Kurzaufgabe: Benenne in allen Einträgen „kr-more-icon“ in „kr-menu-icon“ um und gib die Einträge ansonsten unverändert wieder. Die Bilder bleiben in der Antwort weg.

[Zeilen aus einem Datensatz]

^^^^

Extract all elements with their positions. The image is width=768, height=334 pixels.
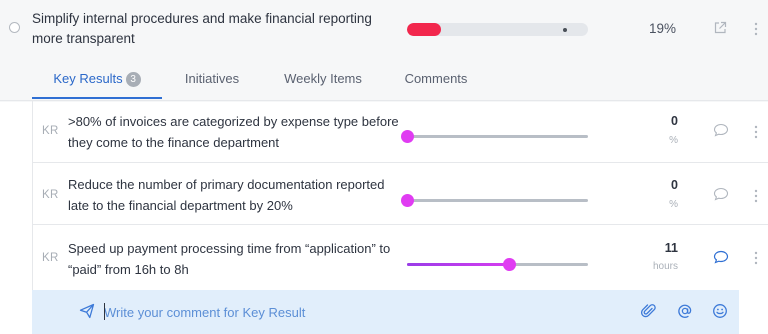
objective-progress-percent: 19% (648, 21, 676, 36)
key-result-row[interactable]: KR Reduce the number of primary document… (32, 163, 768, 225)
objective-status-radio[interactable] (9, 22, 20, 33)
key-results-count-badge: 3 (125, 72, 141, 87)
kr-current-value[interactable]: 0 (638, 114, 678, 128)
kr-title[interactable]: Speed up payment processing time from “a… (68, 238, 403, 280)
kr-title[interactable]: Reduce the number of primary documentati… (68, 174, 403, 216)
tab-weekly-items[interactable]: Weekly Items (277, 63, 369, 101)
kr-tag: KR (42, 189, 59, 201)
kr-slider-fill (407, 263, 509, 266)
objective-progress-bar (407, 23, 588, 36)
comment-icon[interactable] (713, 250, 729, 264)
mention-icon[interactable] (677, 303, 693, 319)
send-icon[interactable] (79, 303, 95, 319)
objective-more-icon[interactable] (751, 20, 761, 38)
kr-slider-thumb[interactable] (401, 194, 414, 207)
progress-marker-dot (563, 28, 567, 32)
kr-unit: % (669, 135, 678, 146)
kr-more-icon[interactable] (751, 249, 761, 267)
objective-progress-fill (407, 23, 442, 36)
kr-comment-composer (32, 290, 739, 334)
kr-more-icon[interactable] (751, 187, 761, 205)
text-cursor (104, 303, 105, 320)
kr-current-value[interactable]: 0 (638, 178, 678, 192)
comment-input[interactable] (104, 302, 624, 322)
tab-initiatives[interactable]: Initiatives (172, 63, 252, 101)
kr-tag: KR (42, 125, 59, 137)
active-tab-indicator (32, 97, 162, 99)
kr-progress-slider[interactable] (401, 130, 588, 143)
kr-progress-slider[interactable] (401, 194, 588, 207)
open-external-icon[interactable] (713, 21, 727, 35)
kr-unit: hours (652, 261, 678, 272)
kr-tag: KR (42, 252, 59, 264)
key-result-row[interactable]: KR Speed up payment processing time from… (32, 225, 768, 290)
emoji-icon[interactable] (712, 303, 728, 319)
kr-title[interactable]: >80% of invoices are categorized by expe… (68, 111, 403, 153)
kr-progress-slider[interactable] (407, 258, 588, 271)
kr-slider-thumb[interactable] (401, 130, 414, 143)
comment-icon[interactable] (713, 123, 729, 137)
objective-title[interactable]: Simplify internal procedures and make fi… (32, 9, 402, 49)
tab-key-results[interactable]: Key Results 3 (32, 63, 162, 101)
kr-unit: % (669, 199, 678, 210)
kr-slider-thumb[interactable] (502, 258, 516, 271)
tab-key-results-label: Key Results (53, 71, 123, 86)
tab-comments[interactable]: Comments (398, 63, 474, 101)
kr-current-value[interactable]: 11 (638, 241, 678, 255)
comment-icon[interactable] (713, 187, 729, 201)
attachment-icon[interactable] (641, 303, 657, 319)
kr-more-icon[interactable] (751, 123, 761, 141)
key-result-row[interactable]: KR >80% of invoices are categorized by e… (32, 101, 768, 163)
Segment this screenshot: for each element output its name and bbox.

^^^^

Lösung der Aufgabe:
Extract all elements with their positions. The image is width=768, height=334 pixels.
objective-progress-percent: 19% (648, 21, 676, 36)
key-result-row[interactable]: KR Reduce the number of primary document… (32, 163, 768, 225)
objective-status-radio[interactable] (9, 22, 20, 33)
key-results-count-badge: 3 (125, 72, 141, 87)
kr-current-value[interactable]: 0 (638, 114, 678, 128)
kr-title[interactable]: Speed up payment processing time from “a… (68, 238, 403, 280)
kr-title[interactable]: Reduce the number of primary documentati… (68, 174, 403, 216)
tab-weekly-items[interactable]: Weekly Items (277, 63, 369, 101)
kr-tag: KR (42, 189, 59, 201)
kr-slider-fill (407, 263, 509, 266)
objective-progress-bar (407, 23, 588, 36)
comment-icon[interactable] (713, 250, 729, 264)
mention-icon[interactable] (677, 303, 693, 319)
send-icon[interactable] (79, 303, 95, 319)
objective-more-icon[interactable] (751, 20, 761, 38)
kr-slider-thumb[interactable] (401, 194, 414, 207)
progress-marker-dot (563, 28, 567, 32)
kr-unit: % (669, 135, 678, 146)
kr-menu-icon[interactable] (751, 249, 761, 267)
objective-progress-fill (407, 23, 442, 36)
kr-comment-composer (32, 290, 739, 334)
kr-menu-icon[interactable] (751, 187, 761, 205)
text-cursor (104, 303, 105, 320)
kr-current-value[interactable]: 0 (638, 178, 678, 192)
comment-input[interactable] (104, 302, 624, 322)
tab-initiatives[interactable]: Initiatives (172, 63, 252, 101)
kr-tag: KR (42, 125, 59, 137)
active-tab-indicator (32, 97, 162, 99)
kr-progress-slider[interactable] (401, 130, 588, 143)
kr-progress-slider[interactable] (401, 194, 588, 207)
open-external-icon[interactable] (713, 21, 727, 35)
kr-unit: hours (652, 261, 678, 272)
kr-tag: KR (42, 252, 59, 264)
key-result-row[interactable]: KR Speed up payment processing time from… (32, 225, 768, 290)
emoji-icon[interactable] (712, 303, 728, 319)
kr-title[interactable]: >80% of invoices are categorized by expe… (68, 111, 403, 153)
kr-progress-slider[interactable] (407, 258, 588, 271)
kr-slider-thumb[interactable] (401, 130, 414, 143)
comment-icon[interactable] (713, 123, 729, 137)
objective-title[interactable]: Simplify internal procedures and make fi… (32, 9, 402, 49)
tab-key-results[interactable]: Key Results 3 (32, 63, 162, 101)
kr-unit: % (669, 199, 678, 210)
kr-slider-thumb[interactable] (502, 258, 516, 271)
tab-key-results-label: Key Results (53, 71, 123, 86)
tab-comments[interactable]: Comments (398, 63, 474, 101)
kr-current-value[interactable]: 11 (638, 241, 678, 255)
comment-icon[interactable] (713, 187, 729, 201)
attachment-icon[interactable] (641, 303, 657, 319)
kr-menu-icon[interactable] (751, 123, 761, 141)
key-result-row[interactable]: KR >80% of invoices are categorized by e… (32, 101, 768, 163)
Segment this screenshot: for each element output its name and bbox.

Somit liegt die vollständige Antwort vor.